→ SHORT EXERCISE
Go through the material below and copy each line where the word "流转地租金" appears.

→ DATASET ROWS

==============================

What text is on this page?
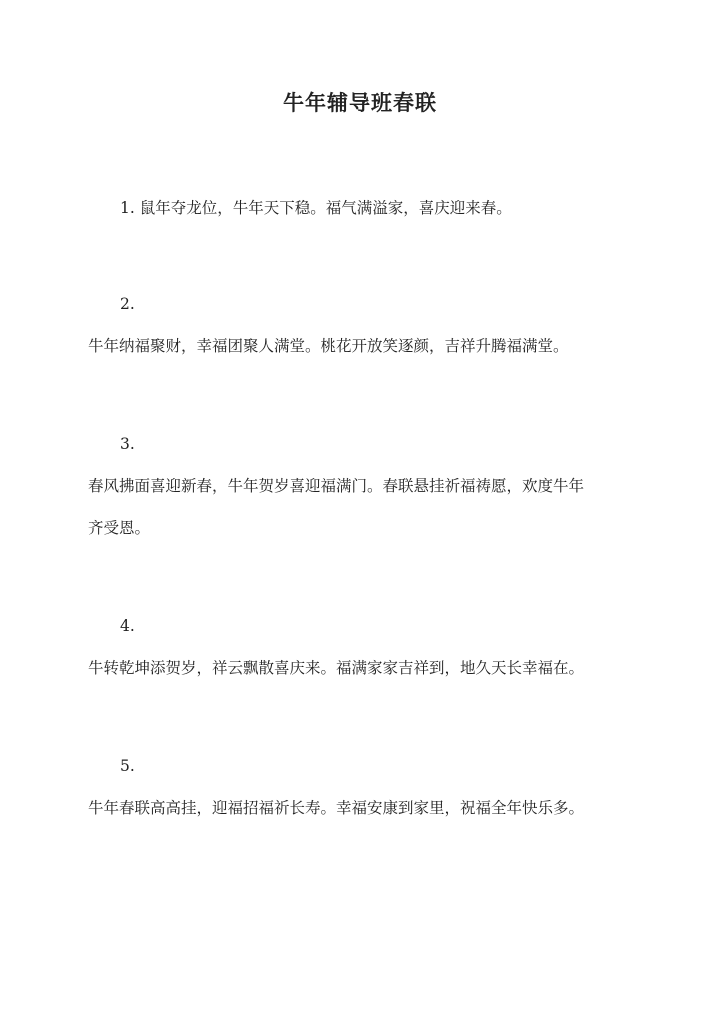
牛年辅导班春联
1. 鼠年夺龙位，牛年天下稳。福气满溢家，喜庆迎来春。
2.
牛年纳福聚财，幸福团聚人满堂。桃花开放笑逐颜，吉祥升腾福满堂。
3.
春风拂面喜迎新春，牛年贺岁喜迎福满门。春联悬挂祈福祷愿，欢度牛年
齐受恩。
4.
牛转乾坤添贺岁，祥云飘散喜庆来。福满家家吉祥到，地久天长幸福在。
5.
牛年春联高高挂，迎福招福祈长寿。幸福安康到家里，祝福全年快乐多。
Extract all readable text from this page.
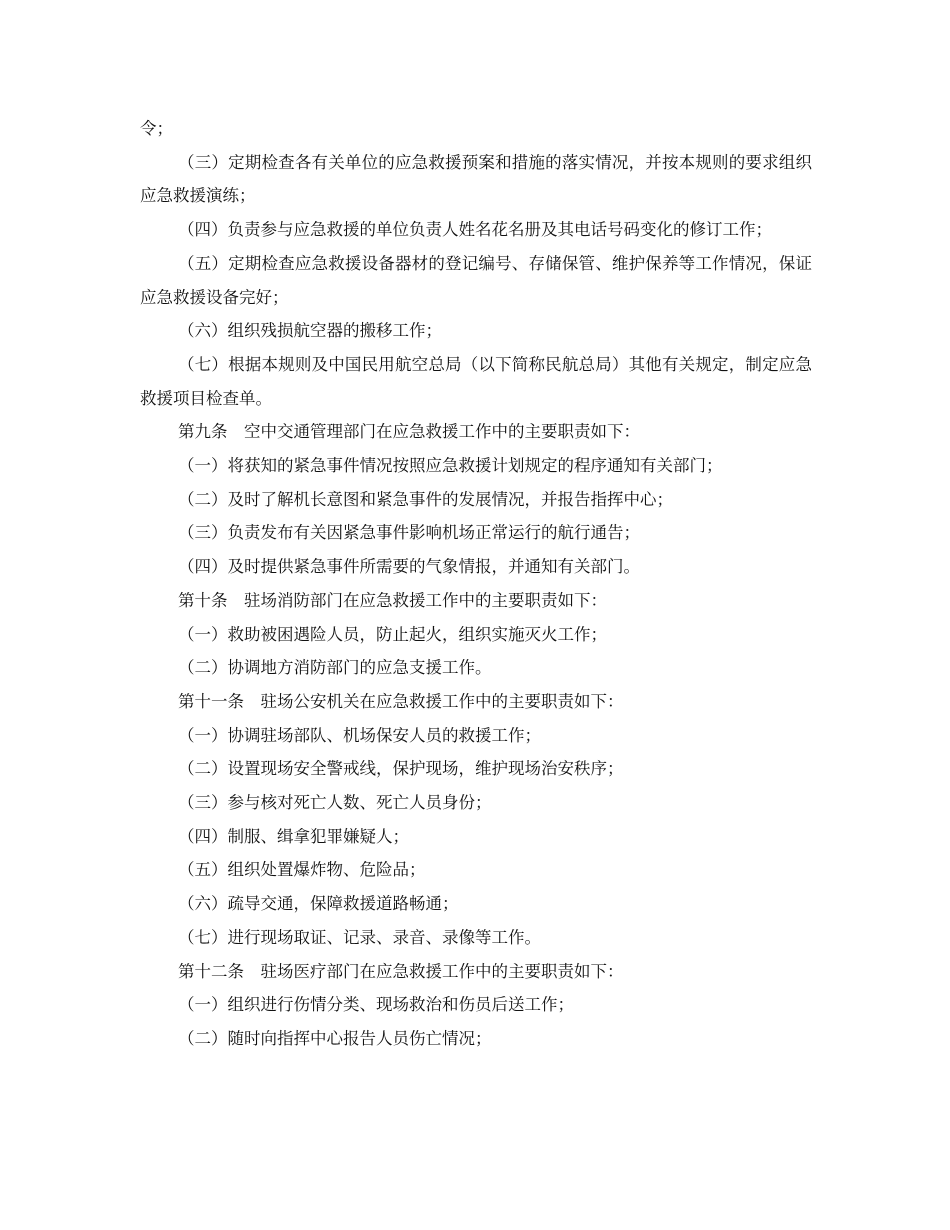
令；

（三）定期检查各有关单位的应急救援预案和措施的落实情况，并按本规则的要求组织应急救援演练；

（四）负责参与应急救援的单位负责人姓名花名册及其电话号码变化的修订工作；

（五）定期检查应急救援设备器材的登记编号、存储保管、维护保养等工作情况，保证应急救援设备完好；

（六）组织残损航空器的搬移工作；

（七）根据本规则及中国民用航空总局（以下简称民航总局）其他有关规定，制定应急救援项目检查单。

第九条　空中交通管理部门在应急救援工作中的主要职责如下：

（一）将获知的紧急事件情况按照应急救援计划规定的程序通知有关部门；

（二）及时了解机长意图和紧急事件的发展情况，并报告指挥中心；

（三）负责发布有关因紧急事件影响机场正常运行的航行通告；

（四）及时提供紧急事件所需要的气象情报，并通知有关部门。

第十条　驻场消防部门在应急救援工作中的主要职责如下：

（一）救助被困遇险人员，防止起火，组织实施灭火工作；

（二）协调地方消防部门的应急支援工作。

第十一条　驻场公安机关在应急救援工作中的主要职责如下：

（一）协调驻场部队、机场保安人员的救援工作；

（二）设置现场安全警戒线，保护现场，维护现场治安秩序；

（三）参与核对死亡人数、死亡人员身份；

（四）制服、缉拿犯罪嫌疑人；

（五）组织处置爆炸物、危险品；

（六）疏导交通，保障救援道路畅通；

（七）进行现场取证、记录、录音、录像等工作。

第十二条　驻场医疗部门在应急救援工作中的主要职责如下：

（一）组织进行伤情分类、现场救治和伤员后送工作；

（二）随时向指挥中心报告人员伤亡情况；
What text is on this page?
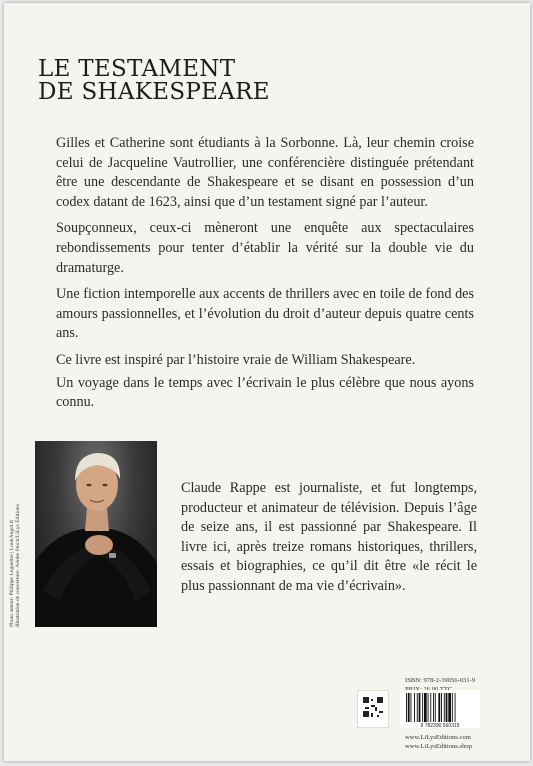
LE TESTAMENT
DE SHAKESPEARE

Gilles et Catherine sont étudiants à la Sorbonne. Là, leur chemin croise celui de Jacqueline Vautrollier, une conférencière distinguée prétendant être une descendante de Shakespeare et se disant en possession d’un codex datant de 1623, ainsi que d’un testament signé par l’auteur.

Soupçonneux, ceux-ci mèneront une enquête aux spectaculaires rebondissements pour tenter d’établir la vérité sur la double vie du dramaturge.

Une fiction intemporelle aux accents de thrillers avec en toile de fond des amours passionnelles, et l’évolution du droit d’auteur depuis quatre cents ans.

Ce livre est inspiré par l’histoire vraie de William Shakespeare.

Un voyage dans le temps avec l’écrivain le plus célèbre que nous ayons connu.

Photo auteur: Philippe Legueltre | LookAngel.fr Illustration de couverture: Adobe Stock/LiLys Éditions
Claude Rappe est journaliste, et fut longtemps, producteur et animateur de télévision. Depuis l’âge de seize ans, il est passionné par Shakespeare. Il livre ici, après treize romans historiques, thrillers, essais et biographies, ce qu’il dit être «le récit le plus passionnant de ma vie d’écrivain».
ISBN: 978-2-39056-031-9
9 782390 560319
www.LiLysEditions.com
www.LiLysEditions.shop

==============================

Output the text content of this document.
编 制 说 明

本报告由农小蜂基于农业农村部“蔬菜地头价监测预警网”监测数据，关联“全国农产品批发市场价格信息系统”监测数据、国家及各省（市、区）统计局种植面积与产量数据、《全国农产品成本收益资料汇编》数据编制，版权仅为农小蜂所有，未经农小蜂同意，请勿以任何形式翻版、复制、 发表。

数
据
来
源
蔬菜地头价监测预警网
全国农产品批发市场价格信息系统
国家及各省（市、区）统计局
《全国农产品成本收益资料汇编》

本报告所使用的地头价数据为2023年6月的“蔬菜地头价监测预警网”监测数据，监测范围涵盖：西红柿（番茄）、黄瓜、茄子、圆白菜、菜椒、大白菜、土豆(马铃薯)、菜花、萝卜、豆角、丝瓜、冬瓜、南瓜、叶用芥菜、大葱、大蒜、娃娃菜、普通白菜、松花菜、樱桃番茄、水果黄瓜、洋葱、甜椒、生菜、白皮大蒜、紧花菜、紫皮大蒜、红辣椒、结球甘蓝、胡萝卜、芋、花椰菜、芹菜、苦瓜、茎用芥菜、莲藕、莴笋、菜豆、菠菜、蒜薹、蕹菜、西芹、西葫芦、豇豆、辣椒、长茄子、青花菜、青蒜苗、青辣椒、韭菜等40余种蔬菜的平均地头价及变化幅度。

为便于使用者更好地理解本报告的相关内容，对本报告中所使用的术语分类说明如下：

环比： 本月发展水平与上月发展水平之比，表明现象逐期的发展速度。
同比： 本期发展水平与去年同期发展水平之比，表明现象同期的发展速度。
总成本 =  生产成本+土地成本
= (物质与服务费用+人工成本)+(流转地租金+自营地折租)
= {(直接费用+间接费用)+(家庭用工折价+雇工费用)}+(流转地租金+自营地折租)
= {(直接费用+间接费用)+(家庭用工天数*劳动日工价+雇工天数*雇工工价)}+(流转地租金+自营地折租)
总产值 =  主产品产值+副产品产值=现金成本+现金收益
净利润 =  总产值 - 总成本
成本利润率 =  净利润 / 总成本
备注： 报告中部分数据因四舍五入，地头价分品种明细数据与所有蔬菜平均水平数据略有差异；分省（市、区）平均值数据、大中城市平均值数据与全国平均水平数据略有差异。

==============================

→ EXERCISE OUTPUT
= (物质与服务费用+人工成本)+(流转地租金+自营地折租)
= {(直接费用+间接费用)+(家庭用工折价+雇工费用)}+(流转地租金+自营地折租)
= {(直接费用+间接费用)+(家庭用工天数*劳动日工价+雇工天数*雇工工价)}+(流转地租金+自营地折租)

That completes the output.